Task to complete ▸ Are you able to retype all the records below exactly?

start Input

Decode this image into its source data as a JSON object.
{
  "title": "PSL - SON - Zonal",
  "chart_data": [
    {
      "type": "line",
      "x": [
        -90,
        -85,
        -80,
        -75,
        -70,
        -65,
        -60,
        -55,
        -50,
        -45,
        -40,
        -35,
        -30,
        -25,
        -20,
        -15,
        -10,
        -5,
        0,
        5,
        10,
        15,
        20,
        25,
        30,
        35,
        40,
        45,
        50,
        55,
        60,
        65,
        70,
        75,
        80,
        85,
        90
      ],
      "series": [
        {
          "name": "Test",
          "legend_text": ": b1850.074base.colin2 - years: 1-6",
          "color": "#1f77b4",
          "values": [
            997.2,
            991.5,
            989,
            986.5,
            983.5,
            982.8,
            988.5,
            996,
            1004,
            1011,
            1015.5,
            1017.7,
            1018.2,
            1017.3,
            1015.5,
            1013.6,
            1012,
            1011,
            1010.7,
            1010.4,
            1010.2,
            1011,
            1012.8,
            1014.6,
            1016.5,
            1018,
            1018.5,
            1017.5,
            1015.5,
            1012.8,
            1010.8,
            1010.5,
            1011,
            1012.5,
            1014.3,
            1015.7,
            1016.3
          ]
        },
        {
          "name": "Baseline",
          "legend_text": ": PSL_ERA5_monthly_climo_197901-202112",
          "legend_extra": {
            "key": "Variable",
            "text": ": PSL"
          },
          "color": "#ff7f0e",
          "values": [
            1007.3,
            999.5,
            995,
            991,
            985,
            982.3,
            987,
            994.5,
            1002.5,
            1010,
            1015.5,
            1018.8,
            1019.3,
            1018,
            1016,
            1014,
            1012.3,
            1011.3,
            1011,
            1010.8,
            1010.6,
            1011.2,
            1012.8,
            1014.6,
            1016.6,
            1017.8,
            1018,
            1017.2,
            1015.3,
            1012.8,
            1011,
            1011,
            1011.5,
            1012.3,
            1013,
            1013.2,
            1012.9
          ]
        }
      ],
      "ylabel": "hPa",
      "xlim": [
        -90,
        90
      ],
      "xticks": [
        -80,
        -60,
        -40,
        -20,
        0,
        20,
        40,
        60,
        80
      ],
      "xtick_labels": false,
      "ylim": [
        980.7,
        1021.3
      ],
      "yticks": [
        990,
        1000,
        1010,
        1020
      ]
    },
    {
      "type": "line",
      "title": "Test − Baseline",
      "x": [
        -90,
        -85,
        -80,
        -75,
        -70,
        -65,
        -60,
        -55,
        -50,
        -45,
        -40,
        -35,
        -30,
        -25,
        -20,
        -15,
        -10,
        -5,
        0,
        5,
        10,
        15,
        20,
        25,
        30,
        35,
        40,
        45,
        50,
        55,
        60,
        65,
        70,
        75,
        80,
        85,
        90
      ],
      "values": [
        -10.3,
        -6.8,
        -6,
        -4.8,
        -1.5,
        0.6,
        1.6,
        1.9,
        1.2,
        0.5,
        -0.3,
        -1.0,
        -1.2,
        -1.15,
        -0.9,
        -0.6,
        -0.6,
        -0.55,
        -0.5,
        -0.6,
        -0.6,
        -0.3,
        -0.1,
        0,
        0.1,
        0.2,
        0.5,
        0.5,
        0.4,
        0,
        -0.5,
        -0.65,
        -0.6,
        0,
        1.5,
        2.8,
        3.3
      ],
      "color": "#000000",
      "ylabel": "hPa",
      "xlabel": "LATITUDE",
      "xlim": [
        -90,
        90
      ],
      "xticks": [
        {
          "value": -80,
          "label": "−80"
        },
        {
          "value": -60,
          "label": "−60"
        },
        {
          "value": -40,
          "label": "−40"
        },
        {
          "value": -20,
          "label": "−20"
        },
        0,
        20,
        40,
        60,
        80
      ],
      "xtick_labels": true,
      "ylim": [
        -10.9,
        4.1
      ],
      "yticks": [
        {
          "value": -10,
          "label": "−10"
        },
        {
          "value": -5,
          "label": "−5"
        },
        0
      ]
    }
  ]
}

end Input

Answer to this task ▸
Decode this image into its source data as a JSON object.
{
  "title": "PSL - SON - Zonal",
  "chart_data": [
    {
      "type": "line",
      "x": [
        -90,
        -85,
        -80,
        -75,
        -70,
        -65,
        -60,
        -55,
        -50,
        -45,
        -40,
        -35,
        -30,
        -25,
        -20,
        -15,
        -10,
        -5,
        0,
        5,
        10,
        15,
        20,
        25,
        30,
        35,
        40,
        45,
        50,
        55,
        60,
        65,
        70,
        75,
        80,
        85,
        90
      ],
      "series": [
        {
          "name": "Test",
          "legend_text": ": b1850.074base.colin2 - years: 1-6",
          "color": "#1f77b4",
          "values": [
            997.2,
            991.5,
            989,
            986.5,
            983.5,
            982.8,
            988.5,
            996,
            1004,
            1011,
            1015.5,
            1017.7,
            1018.2,
            1017.3,
            1015.5,
            1013.6,
            1012,
            1011,
            1010.7,
            1010.4,
            1010.2,
            1011,
            1012.8,
            1014.6,
            1016.5,
            1018,
            1018.5,
            1017.5,
            1015.5,
            1012.8,
            1010.8,
            1010.5,
            1011,
            1012.5,
            1014.3,
            1015.7,
            1016.3
          ]
        },
        {
          "name": "Baseline",
          "legend_text": ": PSL_ERA5_monthly_climo_197901-202112",
          "legend_extra": {
            "key": "Variable",
            "text": ": PSL"
          },
          "color": "#ff7f0e",
          "values": [
            1007.3,
            999.5,
            995,
            991,
            985,
            982.3,
            987,
            994.5,
            1002.5,
            1010,
            1015.5,
            1018.8,
            1019.3,
            1018,
            1016,
            1014,
            1012.3,
            1011.3,
            1011,
            1010.8,
            1010.6,
            1011.2,
            1012.8,
            1014.6,
            1016.6,
            1017.8,
            1018,
            1017.2,
            1015.3,
            1012.8,
            1011,
            1011,
            1011.5,
            1012.3,
            1013,
            1013.2,
            1012.9
          ]
        }
      ],
      "ylabel": "hPa",
      "xlim": [
        -90,
        90
      ],
      "xticks": [
        -80,
        -60,
        -40,
        -20,
        0,
        20,
        40,
        60,
        80
      ],
      "xtick_labels": false,
      "ylim": [
        980.7,
        1021.3
      ],
      "yticks": [
        990,
        1000,
        1010,
        1020
      ]
    },
    {
      "type": "line",
      "title": "Test − Baseline",
      "x": [
        -90,
        -85,
        -80,
        -75,
        -70,
        -65,
        -60,
        -55,
        -50,
        -45,
        -40,
        -35,
        -30,
        -25,
        -20,
        -15,
        -10,
        -5,
        0,
        5,
        10,
        15,
        20,
        25,
        30,
        35,
        40,
        45,
        50,
        55,
        60,
        65,
        70,
        75,
        80,
        85,
        90
      ],
      "values": [
        -10.3,
        -6.8,
        -6,
        -4.8,
        -1.5,
        0.6,
        1.6,
        1.9,
        1.2,
        0.5,
        -0.3,
        -1.0,
        -1.2,
        -1.15,
        -0.9,
        -0.6,
        -0.6,
        -0.55,
        -0.5,
        -0.6,
        -0.6,
        -0.3,
        -0.1,
        0,
        0.1,
        0.2,
        0.5,
        0.5,
        0.4,
        0,
        -0.5,
        -0.65,
        -0.6,
        0,
        1.5,
        2.8,
        3.3
      ],
      "color": "#000000",
      "ylabel": "hPa",
      "xlabel": "LATITUDE",
      "xlim": [
        -90,
        90
      ],
      "xticks": [
        {
          "value": -80,
          "label": "−80"
        },
        {
          "value": -60,
          "label": "−60"
        },
        {
          "value": -40,
          "label": "−40"
        },
        {
          "value": -20,
          "label": "−20"
        },
        0,
        20,
        40,
        60,
        80
      ],
      "xtick_labels": true,
      "ylim": [
        -10.9,
        4.1
      ],
      "yticks": [
        {
          "value": -10,
          "label": "−10"
        },
        {
          "value": -5,
          "label": "−5"
        },
        0
      ]
    }
  ]
}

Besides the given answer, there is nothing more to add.